Task goal: Collect each line of the entries that holds the string "Operations".

Input for this task:
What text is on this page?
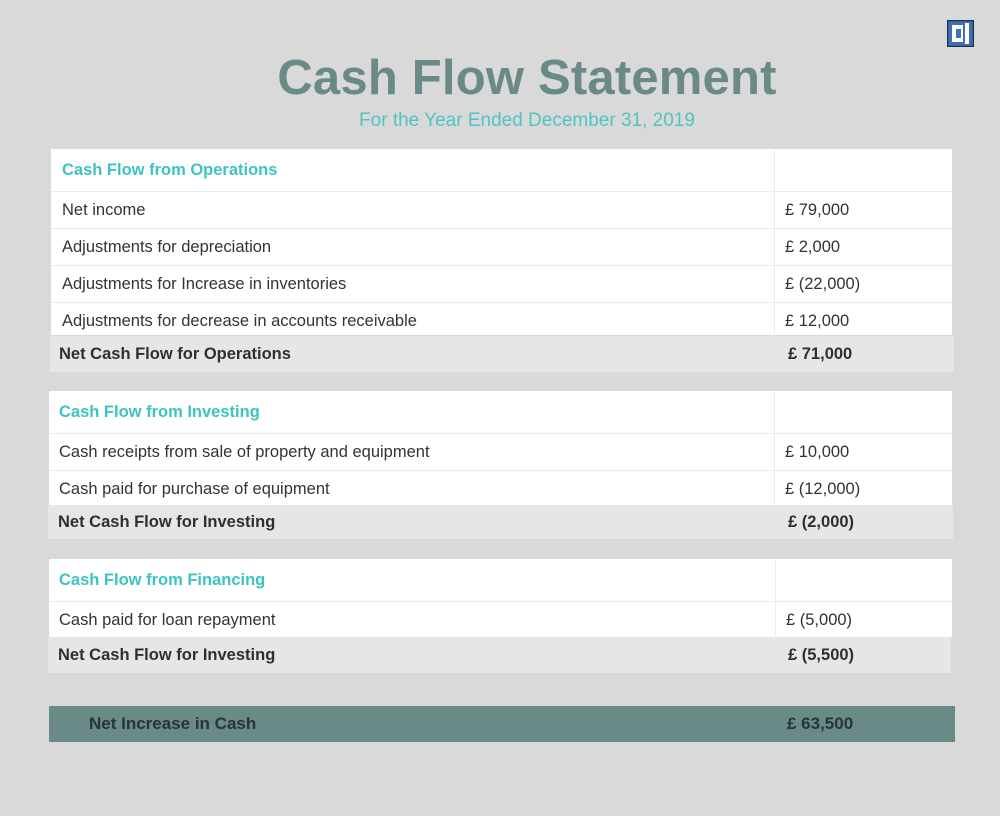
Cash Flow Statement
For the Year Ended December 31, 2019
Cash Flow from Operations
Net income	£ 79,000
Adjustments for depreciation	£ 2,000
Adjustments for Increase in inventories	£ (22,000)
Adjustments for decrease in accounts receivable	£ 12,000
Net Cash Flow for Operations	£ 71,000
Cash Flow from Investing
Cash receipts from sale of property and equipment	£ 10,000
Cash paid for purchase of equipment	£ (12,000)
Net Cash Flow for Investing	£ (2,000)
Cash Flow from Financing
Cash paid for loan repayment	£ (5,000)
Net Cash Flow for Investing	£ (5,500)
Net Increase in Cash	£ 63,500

Answer to the problem:
Cash Flow from Operations
Net Cash Flow for Operations	£ 71,000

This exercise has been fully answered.